**GIVEN PROBLEM**. Identify each line holding the string "proceeded" and copy it.
========================================
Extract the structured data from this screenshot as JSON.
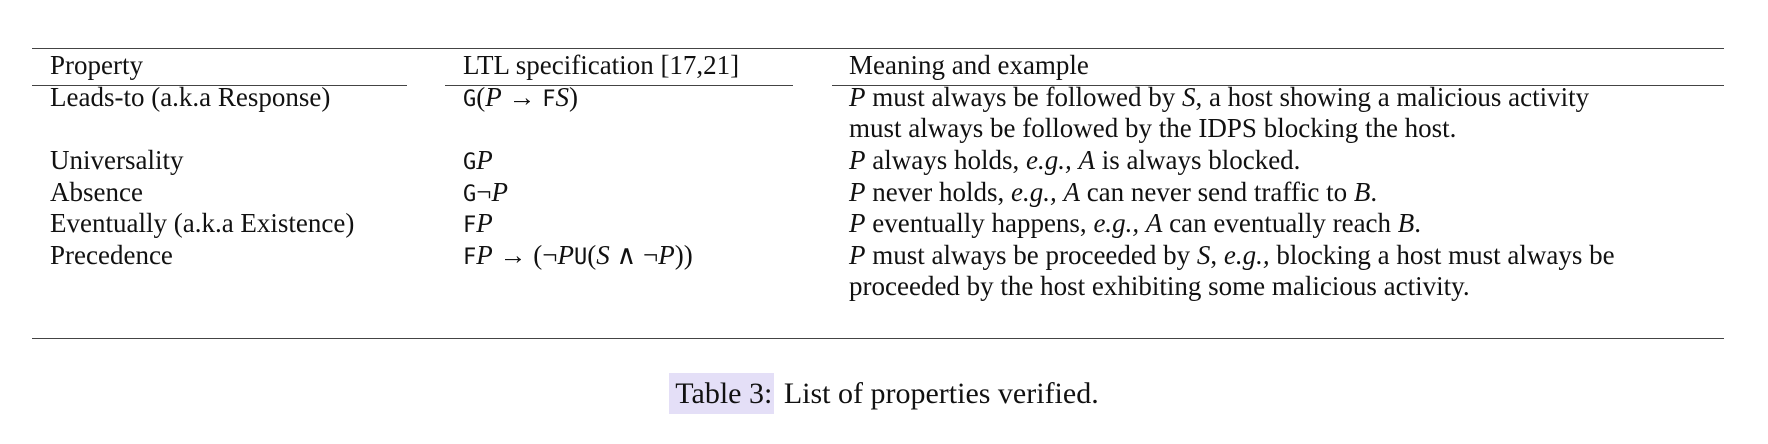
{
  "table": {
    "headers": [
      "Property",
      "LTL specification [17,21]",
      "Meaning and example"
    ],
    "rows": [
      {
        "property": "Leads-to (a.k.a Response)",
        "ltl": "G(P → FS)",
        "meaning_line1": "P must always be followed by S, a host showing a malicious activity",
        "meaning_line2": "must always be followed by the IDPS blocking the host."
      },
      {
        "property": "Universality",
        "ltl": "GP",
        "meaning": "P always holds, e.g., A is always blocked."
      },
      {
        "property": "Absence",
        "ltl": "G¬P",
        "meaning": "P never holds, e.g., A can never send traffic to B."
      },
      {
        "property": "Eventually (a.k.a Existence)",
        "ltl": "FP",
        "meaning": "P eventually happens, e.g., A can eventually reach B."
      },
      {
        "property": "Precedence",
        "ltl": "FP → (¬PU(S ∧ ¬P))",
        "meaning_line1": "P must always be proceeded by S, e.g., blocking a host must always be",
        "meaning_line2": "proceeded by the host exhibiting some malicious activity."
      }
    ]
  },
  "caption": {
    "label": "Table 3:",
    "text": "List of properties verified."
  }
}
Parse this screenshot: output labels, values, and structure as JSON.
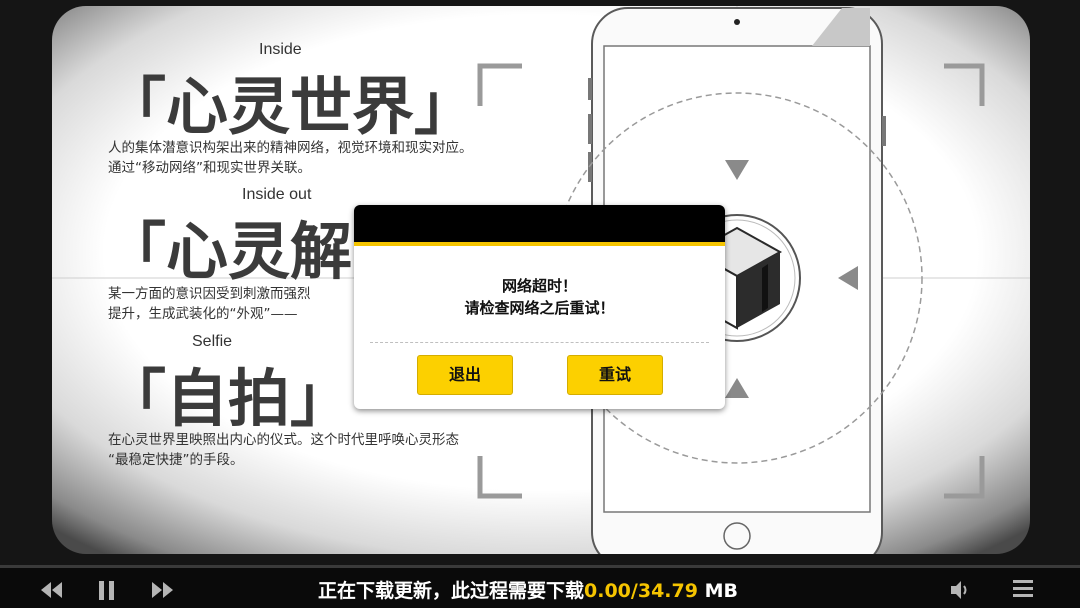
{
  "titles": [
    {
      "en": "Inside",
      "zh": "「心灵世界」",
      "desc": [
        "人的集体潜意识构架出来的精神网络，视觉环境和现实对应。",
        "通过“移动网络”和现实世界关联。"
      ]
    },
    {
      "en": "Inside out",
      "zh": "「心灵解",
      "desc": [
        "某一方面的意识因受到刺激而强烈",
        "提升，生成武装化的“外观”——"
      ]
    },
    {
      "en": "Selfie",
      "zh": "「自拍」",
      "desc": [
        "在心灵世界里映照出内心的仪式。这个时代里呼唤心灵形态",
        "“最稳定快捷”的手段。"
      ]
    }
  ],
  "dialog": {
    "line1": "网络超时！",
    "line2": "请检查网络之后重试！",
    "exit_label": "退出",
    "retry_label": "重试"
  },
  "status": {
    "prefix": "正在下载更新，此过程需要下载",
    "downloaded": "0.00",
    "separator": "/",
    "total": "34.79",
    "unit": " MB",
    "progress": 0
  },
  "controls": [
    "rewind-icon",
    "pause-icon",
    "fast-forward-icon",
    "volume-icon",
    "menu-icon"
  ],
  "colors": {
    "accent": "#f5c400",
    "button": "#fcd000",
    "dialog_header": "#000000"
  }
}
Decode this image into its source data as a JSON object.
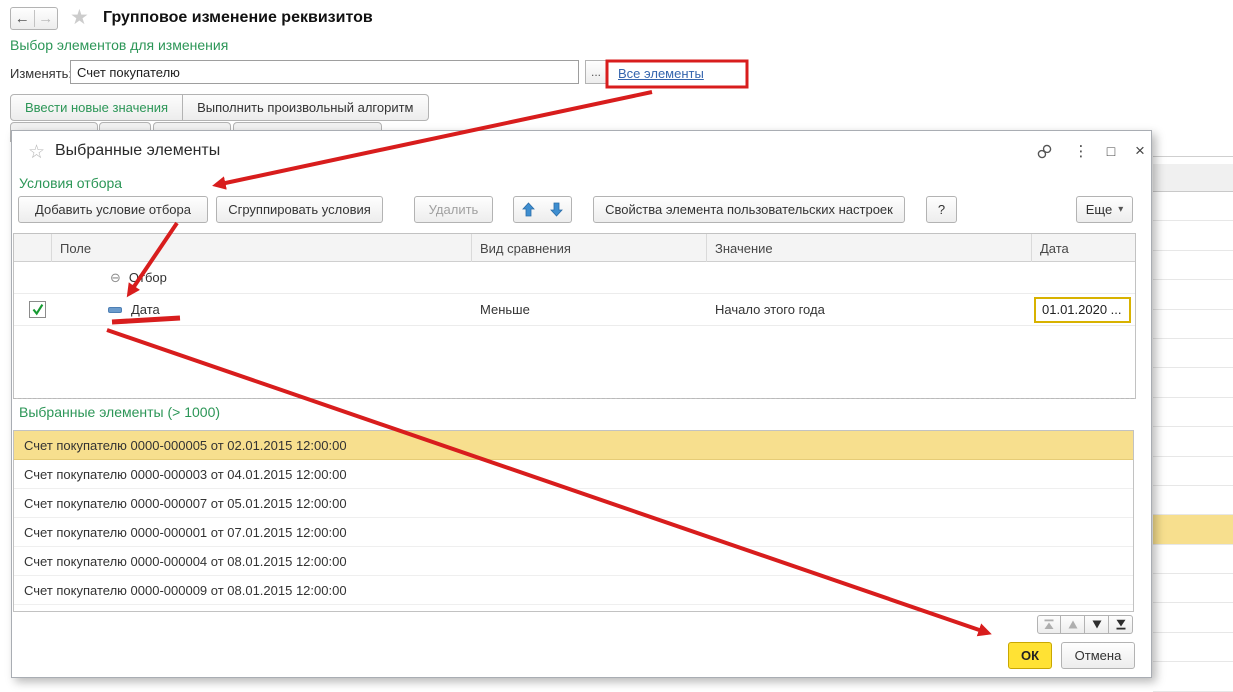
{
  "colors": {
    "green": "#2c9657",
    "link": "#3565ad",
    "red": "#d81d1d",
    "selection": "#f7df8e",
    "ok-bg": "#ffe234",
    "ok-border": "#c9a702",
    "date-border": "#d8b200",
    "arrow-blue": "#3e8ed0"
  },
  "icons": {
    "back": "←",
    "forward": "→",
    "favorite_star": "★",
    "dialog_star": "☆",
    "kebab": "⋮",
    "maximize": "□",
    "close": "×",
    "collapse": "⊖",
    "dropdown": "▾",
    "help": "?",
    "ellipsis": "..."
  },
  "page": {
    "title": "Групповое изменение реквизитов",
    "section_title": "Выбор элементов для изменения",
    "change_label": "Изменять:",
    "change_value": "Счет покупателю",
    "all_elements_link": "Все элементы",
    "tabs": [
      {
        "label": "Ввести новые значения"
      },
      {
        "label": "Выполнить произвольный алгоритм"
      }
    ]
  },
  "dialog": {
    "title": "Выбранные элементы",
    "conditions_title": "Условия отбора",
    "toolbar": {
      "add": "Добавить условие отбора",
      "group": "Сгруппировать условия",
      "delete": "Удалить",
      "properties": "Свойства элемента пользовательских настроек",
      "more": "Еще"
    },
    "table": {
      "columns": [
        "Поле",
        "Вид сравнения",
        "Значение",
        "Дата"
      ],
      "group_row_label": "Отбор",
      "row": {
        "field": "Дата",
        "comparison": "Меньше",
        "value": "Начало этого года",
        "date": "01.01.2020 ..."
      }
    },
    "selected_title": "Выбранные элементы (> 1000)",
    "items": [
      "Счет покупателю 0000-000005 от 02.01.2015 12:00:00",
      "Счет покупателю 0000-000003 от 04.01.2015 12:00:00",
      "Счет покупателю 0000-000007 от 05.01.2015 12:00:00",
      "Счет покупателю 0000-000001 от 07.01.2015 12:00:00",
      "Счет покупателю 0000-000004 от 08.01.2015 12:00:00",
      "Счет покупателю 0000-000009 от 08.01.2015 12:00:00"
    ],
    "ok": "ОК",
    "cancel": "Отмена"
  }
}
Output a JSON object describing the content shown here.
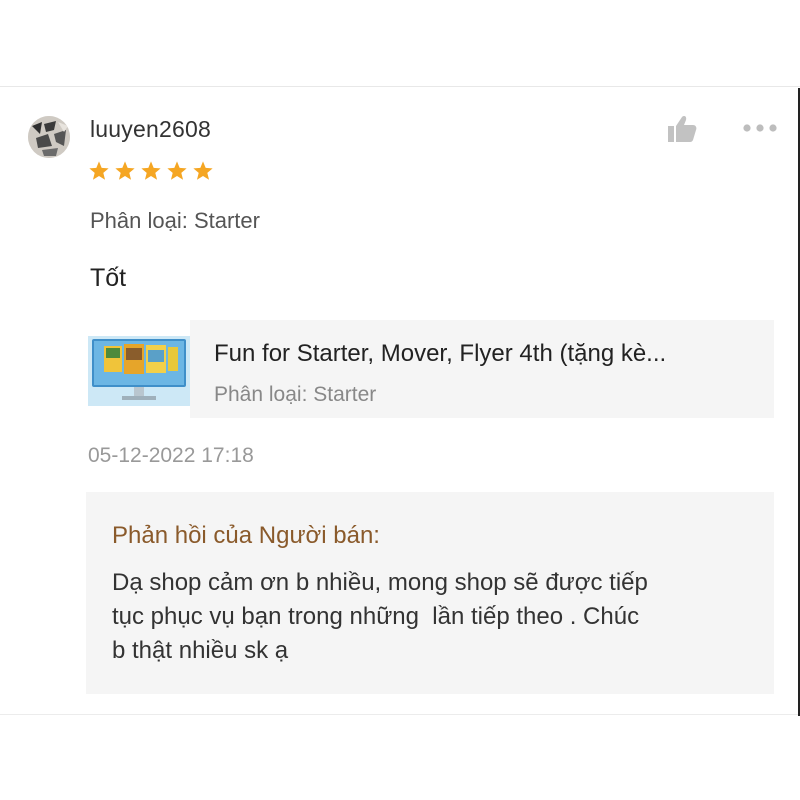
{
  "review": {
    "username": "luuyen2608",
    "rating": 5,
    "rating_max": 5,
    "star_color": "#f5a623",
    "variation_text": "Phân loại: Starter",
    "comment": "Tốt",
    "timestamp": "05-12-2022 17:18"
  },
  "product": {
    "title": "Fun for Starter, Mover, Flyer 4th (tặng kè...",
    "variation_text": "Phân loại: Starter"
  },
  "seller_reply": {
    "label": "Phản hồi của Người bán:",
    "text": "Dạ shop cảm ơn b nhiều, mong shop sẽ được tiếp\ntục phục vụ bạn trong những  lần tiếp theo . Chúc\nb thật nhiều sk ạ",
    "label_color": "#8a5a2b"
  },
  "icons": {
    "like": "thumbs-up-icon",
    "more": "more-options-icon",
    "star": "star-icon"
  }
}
========================================
**TASK RESULT**.
        "meaning_line1": "P must always be proceeded by S, e.g., blocking a host must always be",
        "meaning_line2": "proceeded by the host exhibiting some malicious activity."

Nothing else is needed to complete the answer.